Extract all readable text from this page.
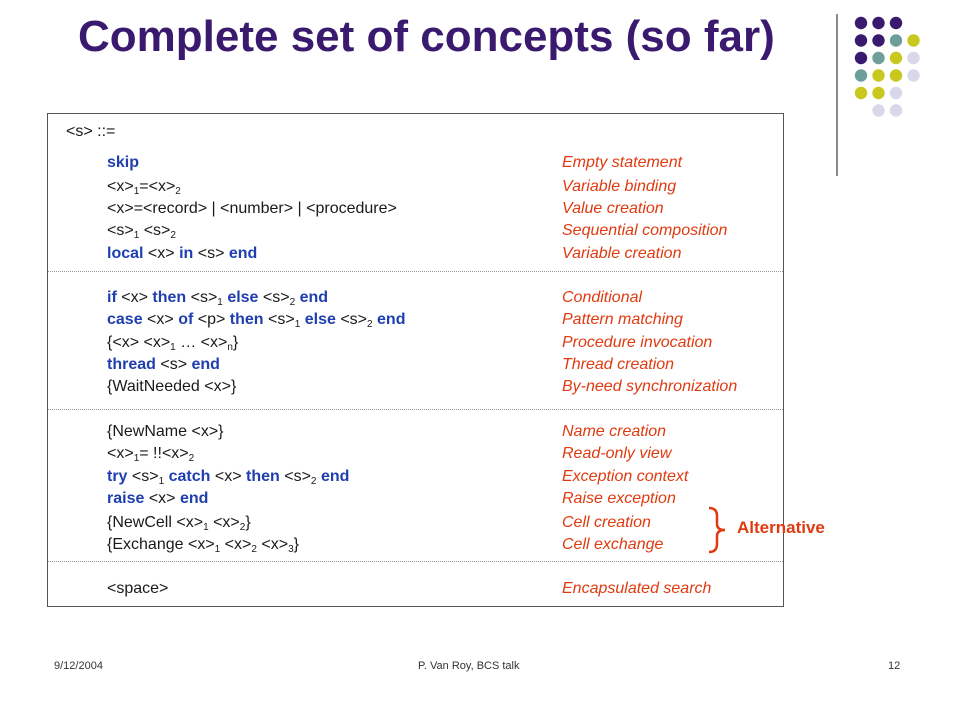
Complete set of concepts (so far)
<s> ::=
skip	Empty statement
$<x>_1=<x>_2$	Variable binding
<x>=<record> | <number> | <procedure>	Value creation
$<s>_1 <s>_2$	Sequential composition
local <x> in <s> end	Variable creation
if <x> then $<s>_1$ else $<s>_2$ end	Conditional
case <x> of <p> then $<s>_1$ else $<s>_2$ end	Pattern matching
{$<x> <x>_1$ … $<x>_n$}	Procedure invocation
thread <s> end	Thread creation
{WaitNeeded <x>}	By-need synchronization
{NewName <x>}	Name creation
$<x>_1= !!<x>_2$	Read-only view
try $<s>_1$ catch <x> then $<s>_2$ end	Exception context
raise <x> end	Raise exception
{NewCell $<x>_1 <x>_2$}	Cell creation
{Exchange $<x>_1 <x>_2 <x>_3$}	Cell exchange
<space>	Encapsulated search
Alternative
9/12/2004	P. Van Roy, BCS talk	12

....................

Copy each line in the data that holds the word "creation".

<x>=<record> | <number> | <procedure>	Value creation
local <x> in <s> end	Variable creation
thread <s> end	Thread creation
{NewName <x>}	Name creation
{NewCell $<x>_1 <x>_2$}	Cell creation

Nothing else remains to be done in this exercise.